(Dataset rows)
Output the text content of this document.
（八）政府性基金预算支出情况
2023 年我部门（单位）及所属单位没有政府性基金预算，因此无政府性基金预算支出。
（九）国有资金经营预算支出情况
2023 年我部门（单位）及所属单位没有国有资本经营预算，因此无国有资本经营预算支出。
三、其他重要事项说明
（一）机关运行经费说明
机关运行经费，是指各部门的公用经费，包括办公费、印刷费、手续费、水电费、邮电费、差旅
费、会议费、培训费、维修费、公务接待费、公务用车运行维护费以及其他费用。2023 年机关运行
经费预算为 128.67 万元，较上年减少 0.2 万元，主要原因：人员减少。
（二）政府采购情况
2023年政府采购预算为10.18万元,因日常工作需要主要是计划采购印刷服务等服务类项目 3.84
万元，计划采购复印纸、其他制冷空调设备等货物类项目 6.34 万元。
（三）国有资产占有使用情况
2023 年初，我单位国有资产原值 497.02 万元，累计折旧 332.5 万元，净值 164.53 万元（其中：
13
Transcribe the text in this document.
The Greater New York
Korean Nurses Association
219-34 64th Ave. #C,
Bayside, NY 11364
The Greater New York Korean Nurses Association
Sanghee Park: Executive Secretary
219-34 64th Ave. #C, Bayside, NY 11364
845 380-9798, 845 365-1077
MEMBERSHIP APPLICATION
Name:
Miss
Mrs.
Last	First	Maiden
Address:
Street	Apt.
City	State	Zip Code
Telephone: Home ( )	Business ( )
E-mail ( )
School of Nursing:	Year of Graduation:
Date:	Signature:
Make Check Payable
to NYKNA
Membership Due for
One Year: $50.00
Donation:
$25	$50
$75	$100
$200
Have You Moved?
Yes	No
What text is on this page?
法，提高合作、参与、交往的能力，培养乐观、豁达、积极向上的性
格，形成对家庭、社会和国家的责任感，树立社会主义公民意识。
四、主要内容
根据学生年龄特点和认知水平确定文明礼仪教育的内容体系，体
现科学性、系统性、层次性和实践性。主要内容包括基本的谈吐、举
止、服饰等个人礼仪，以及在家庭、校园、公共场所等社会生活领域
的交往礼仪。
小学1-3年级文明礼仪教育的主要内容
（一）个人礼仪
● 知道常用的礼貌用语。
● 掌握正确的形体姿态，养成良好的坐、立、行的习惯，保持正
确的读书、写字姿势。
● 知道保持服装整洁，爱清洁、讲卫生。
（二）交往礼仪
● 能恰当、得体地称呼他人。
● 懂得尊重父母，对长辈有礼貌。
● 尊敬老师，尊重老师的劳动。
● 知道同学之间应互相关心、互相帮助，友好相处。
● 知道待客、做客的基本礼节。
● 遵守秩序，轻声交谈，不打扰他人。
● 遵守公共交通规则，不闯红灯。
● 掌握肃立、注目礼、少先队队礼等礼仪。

• **Problem requirements**:
Print the records above in full, exactly.

• **Result below**:
Output the text content of this document.
（八）政府性基金预算支出情况
2023 年我部门（单位）及所属单位没有政府性基金预算，因此无政府性基金预算支出。
（九）国有资金经营预算支出情况
2023 年我部门（单位）及所属单位没有国有资本经营预算，因此无国有资本经营预算支出。
三、其他重要事项说明
（一）机关运行经费说明
机关运行经费，是指各部门的公用经费，包括办公费、印刷费、手续费、水电费、邮电费、差旅
费、会议费、培训费、维修费、公务接待费、公务用车运行维护费以及其他费用。2023 年机关运行
经费预算为 128.67 万元，较上年减少 0.2 万元，主要原因：人员减少。
（二）政府采购情况
2023年政府采购预算为10.18万元,因日常工作需要主要是计划采购印刷服务等服务类项目 3.84
万元，计划采购复印纸、其他制冷空调设备等货物类项目 6.34 万元。
（三）国有资产占有使用情况
2023 年初，我单位国有资产原值 497.02 万元，累计折旧 332.5 万元，净值 164.53 万元（其中：
13
Transcribe the text in this document.
The Greater New York
Korean Nurses Association
219-34 64th Ave. #C,
Bayside, NY 11364
The Greater New York Korean Nurses Association
Sanghee Park: Executive Secretary
219-34 64th Ave. #C, Bayside, NY 11364
845 380-9798, 845 365-1077
MEMBERSHIP APPLICATION
Name:
Miss
Mrs.
Last	First	Maiden
Address:
Street	Apt.
City	State	Zip Code
Telephone: Home ( )	Business ( )
E-mail ( )
School of Nursing:	Year of Graduation:
Date:	Signature:
Make Check Payable
to NYKNA
Membership Due for
One Year: $50.00
Donation:
$25	$50
$75	$100
$200
Have You Moved?
Yes	No
What text is on this page?
法，提高合作、参与、交往的能力，培养乐观、豁达、积极向上的性
格，形成对家庭、社会和国家的责任感，树立社会主义公民意识。
四、主要内容
根据学生年龄特点和认知水平确定文明礼仪教育的内容体系，体
现科学性、系统性、层次性和实践性。主要内容包括基本的谈吐、举
止、服饰等个人礼仪，以及在家庭、校园、公共场所等社会生活领域
的交往礼仪。
小学1-3年级文明礼仪教育的主要内容
（一）个人礼仪
● 知道常用的礼貌用语。
● 掌握正确的形体姿态，养成良好的坐、立、行的习惯，保持正
确的读书、写字姿势。
● 知道保持服装整洁，爱清洁、讲卫生。
（二）交往礼仪
● 能恰当、得体地称呼他人。
● 懂得尊重父母，对长辈有礼貌。
● 尊敬老师，尊重老师的劳动。
● 知道同学之间应互相关心、互相帮助，友好相处。
● 知道待客、做客的基本礼节。
● 遵守秩序，轻声交谈，不打扰他人。
● 遵守公共交通规则，不闯红灯。
● 掌握肃立、注目礼、少先队队礼等礼仪。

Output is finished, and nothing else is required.